Fas/Atlas Dağları-Berberi Köyleri Gezi Notları
Fas’a gelip de Atlas Dağlarını ve Berberi Köylerini görmeden dönmek olmaz. Fas nüfusunun %60’ını Berberiler oluşturuyor. Berberi kültürü ve yaşam biçimini görecek olmak beni çok heyecanlandırıyor. Zaten Fas’ı, Arap ve Afrika kültüründen ayıran en önemli özelliği, Berberi kültürüne sahip olması.
Berberiler el sanatlarında çok gelişmişler. Berberi kilimleri ve takıları çok orijinal. Hepsi el emeği, göz nuru. Keten, pamuk ve keçi yününden yaptıkları abalar sanat eseri gibi. Yerel müzikleri bizim kulağımıza çok yabancı, dolayısıyla çok ilginç. Alfabesi kiril alfabesine benziyor. Tüm bunları Marakeş’teki Majorelle Garden’da bulunan Berberi Müzesinde görebilirsiniz.
Atlas Dağları Fas’ı ortadan ikiye bölüyor. Kuzeyinde yerleşim yerleri yer alırken güney bölgesi sonrası çöl hayatı başlıyor. Bu bölgenin yerlisi Berberi’ler. Zayıf, ufak tefek, çekik gözlü, kızıl-esmer tenli insanlar…
Sabahın erken saatinde bizi bekleyen 4X4 araçlarımıza binip, Ourika Vadisi yolu üzerinden Berberi Köylerine gitmek üzere yola çıkıyoruz. Yerel müzikler eşliğinde Fas kırsalı bize müthiş bir görsel şölen sunuyor. Yol boyunca kırmızı topraklı uçsuz bucaksız vadiler, karşımızda Atlas Dağlarının karlı zirvesi bizi selamlıyor. İlk durağımız olan Tahannaout Köyüne varmak üzere, patika yolda tozu dumana katarak, sonunu göremediğiniz bol virajlı yolları tırmanıyoruz.
Arabadan iner inmez çocuklar sarıyor etrafımızı. Bir şeyler istiyorlar bizlerden. Şeker, sakız vb. yada kalem! Çok ilginçtir ki Berberi Köylerinde kalem çok kıymetli. Köyleri gezerken bırakın çocukları yetişkinler de kalem istiyorlar. Olur da giderseniz kalemi eksik etmeyin.
Abbas Amca’nın evine giriyoruz. Ma aile bir arada yaşıyorlar. Çocuklar, gelinler, torunlar hepsi bir arada. Önce evi geziyoruz sonra terasa çıkıyoruz. Bize nane çayı ve bal ikram ediyor. Etrafımı incelerken tuhaf duygular yaşıyorum. Nerelerde ne hayatlar yaşanıyor. 21.yy’da 17.yy daymış gibi yaşamak enteresan geliyor bana. Demek ki zaman herkes için aynı işlemiyor. Abbas Amca ve bu köyde yaşayanların 21.yy’da böyle demek ki.

§ **Talep A**:
Gezi notlarının "Fas/Atlas Dağları-Berberi Köyleri" sözlerinden "kültürüne sahip olması." sözlerine kadar olan bölümünü, "heyecanlandırıyor" ifadesini "sevindiriyor" ile değiştirerek yeniden yazın.
§ **Talep B**:
Gezi notlarına göre Fas nüfusunun yüzde kaçını Berberiler oluşturuyor?

§ **Verilen bilgiler**:

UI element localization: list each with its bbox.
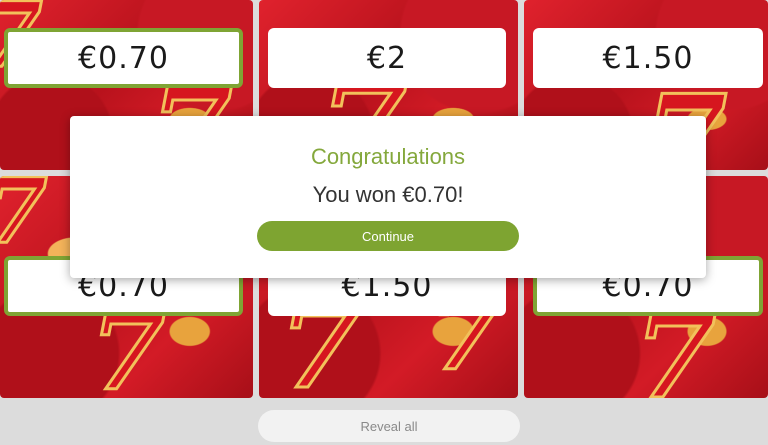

§ **Görevin çözümü A**:
Fas/Atlas Dağları-Berberi Köyleri Gezi Notları
Fas’a gelip de Atlas Dağlarını ve Berberi Köylerini görmeden dönmek olmaz. Fas nüfusunun %60’ını Berberiler oluşturuyor. Berberi kültürü ve yaşam biçimini görecek olmak beni çok sevindiriyor. Zaten Fas’ı, Arap ve Afrika kültüründen ayıran en önemli özelliği, Berberi kültürüne sahip olması.

§ **Görevin çözümü B**:
Fas nüfusunun %60’ını Berberiler oluşturuyor.